## DOCUMENT PASSAGE
######

Effect of liquid dietary supplements on energy intake in the elderly

¹ From the Division of Geriatric Medicine, St Louis University Health Sciences Center (M-MGW, RP, and JEM), and the Geriatric Research, Education, and Clinical Center, Veterans Administration Medical Center, St Louis (M-MGW and JEM).

² Address reprint requests to M-MG Wilson, Division of Geriatric Medicine, St Louis University Health Sciences Center, 1402 South Grand Boulevard, Room M238, St Louis, MO 63104. E-mail: wilsonmg{at}slu.edu.

ABSTRACT  
Background: Undernutrition is a risk factor for increased mortality in older adults. Therapeutic intervention includes the administration of liquid dietary supplements.

Objective: We investigated the effect of liquid dietary supplements on satiation, satiety, and energy intake in older adults.

Design: This study had 2 phases in a within-subject, repeated-measures design. The energy intake of 15 elderly (aged >70 y) and 15 younger (aged 20–40 y) healthy subjects was measured after 4 liquid preloads: water, high fat, high carbohydrate, and high protein. The preloads were administered within 5 min of a test meal in phase 1 and 60 min before the test meal in phase 2. Palatability, fullness, and hunger were assessed by using visual analogue scales.

Results: Mean energy consumption of the test meals was significantly lower in the older than in the younger subjects (P = 0.001), as was mean macronutrient consumption of fat and carbohydrate (P = 0.002 and 0.001, respectively). Mean energy intake and macronutrient consumption were higher in phase 2 than in phase 1 in both older and younger subjects (P < 0.05). Satiety lasted longer in older than in younger subjects after the high-protein and high-fat preloads (P = 0.001).

Conclusion: In the elderly, administration of dietary supplements between meals instead of with meals may be more effective in increasing energy consumption.

Key Words: Undernutrition • nutritional supplements • dietary supplements • anorexia • energy intake • liquid supplements • macronutrients • elderly

INTRODUCTION  
Unintentional weight loss and undernutrition are common problems in the elderly (1–4). The resultant increase in morbidity and mortality associated with these syndromes is well documented (5–8). Anorexia is a major cause of undernutrition in the elderly. The etiology of anorexia in older adults is often multifactorial, encompassing systemic disease, iatrogenesis, and psychosocial factors. In addition, the olfactory and gustatory receptors are blunted with aging, which may compromise the hedonic qualities of food and limit intake (9).

######

## STORED DATA
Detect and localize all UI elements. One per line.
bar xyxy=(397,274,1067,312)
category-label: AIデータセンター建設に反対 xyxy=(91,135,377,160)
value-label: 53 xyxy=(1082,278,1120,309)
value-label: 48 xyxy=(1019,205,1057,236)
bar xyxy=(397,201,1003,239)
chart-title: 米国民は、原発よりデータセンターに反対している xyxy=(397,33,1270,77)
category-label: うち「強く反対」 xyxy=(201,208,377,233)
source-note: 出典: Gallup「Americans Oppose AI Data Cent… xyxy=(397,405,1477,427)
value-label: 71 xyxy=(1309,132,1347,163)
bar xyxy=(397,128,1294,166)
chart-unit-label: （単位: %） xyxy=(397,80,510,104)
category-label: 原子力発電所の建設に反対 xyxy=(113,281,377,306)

######

## THE PROBLEM
In the text on liquid dietary supplements in the elderly, how long before the test meal were the preloads given in phase 2?

## TASK SOLUTION
They were given 60 minutes before the test meal.